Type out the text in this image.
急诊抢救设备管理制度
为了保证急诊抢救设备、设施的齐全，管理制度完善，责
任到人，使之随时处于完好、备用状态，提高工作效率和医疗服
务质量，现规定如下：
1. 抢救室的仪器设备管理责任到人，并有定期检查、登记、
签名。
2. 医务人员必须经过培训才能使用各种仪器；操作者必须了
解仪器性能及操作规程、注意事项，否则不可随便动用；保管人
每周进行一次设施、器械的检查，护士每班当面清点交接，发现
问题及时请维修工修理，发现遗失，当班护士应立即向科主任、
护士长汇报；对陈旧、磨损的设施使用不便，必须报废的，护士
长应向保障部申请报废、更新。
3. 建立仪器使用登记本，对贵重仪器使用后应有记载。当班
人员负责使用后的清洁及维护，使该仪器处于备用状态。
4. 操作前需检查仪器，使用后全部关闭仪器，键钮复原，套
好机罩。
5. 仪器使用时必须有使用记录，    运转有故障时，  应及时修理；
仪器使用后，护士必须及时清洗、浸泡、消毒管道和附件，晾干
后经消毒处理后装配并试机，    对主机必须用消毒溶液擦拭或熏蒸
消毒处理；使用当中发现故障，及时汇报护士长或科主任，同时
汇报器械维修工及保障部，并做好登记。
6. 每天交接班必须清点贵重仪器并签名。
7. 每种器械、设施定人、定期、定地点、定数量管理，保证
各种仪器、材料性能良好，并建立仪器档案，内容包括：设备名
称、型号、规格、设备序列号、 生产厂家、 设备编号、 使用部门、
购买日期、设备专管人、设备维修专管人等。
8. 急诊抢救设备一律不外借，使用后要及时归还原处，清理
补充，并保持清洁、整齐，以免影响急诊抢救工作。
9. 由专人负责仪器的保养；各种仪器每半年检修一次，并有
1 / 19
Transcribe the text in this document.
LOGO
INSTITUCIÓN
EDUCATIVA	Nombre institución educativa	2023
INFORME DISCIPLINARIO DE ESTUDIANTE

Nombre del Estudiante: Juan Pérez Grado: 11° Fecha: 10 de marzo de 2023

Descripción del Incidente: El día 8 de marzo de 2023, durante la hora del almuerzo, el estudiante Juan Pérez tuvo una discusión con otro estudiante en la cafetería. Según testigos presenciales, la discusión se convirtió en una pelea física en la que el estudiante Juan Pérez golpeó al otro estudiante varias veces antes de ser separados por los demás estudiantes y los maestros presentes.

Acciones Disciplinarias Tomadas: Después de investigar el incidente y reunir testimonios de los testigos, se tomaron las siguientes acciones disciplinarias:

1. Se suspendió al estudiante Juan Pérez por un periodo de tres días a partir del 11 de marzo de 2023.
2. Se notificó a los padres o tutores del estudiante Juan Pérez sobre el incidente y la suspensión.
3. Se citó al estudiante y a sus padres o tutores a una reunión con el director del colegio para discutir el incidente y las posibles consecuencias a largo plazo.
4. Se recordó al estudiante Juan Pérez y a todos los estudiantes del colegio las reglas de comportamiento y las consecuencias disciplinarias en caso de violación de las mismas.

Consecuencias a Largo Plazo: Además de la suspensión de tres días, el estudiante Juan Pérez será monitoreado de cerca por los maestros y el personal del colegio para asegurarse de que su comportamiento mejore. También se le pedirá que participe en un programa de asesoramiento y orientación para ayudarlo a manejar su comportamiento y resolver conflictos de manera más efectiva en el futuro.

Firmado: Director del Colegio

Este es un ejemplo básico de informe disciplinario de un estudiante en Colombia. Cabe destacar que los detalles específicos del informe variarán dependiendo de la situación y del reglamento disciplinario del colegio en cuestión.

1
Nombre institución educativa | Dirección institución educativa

### What to do
Copy every line of the material in which the word "días" occurs.

### Final result
1. Se suspendió al estudiante Juan Pérez por un periodo de tres días a partir del 11 de marzo de 2023.
Consecuencias a Largo Plazo: Además de la suspensión de tres días, el estudiante Juan Pérez será monitoreado de cerca por los maestros y el personal del colegio para asegurarse de que su comportamiento mejore. También se le pedirá que participe en un programa de asesoramiento y orientación para ayudarlo a manejar su comportamiento y resolver conflictos de manera más efectiva en el futuro.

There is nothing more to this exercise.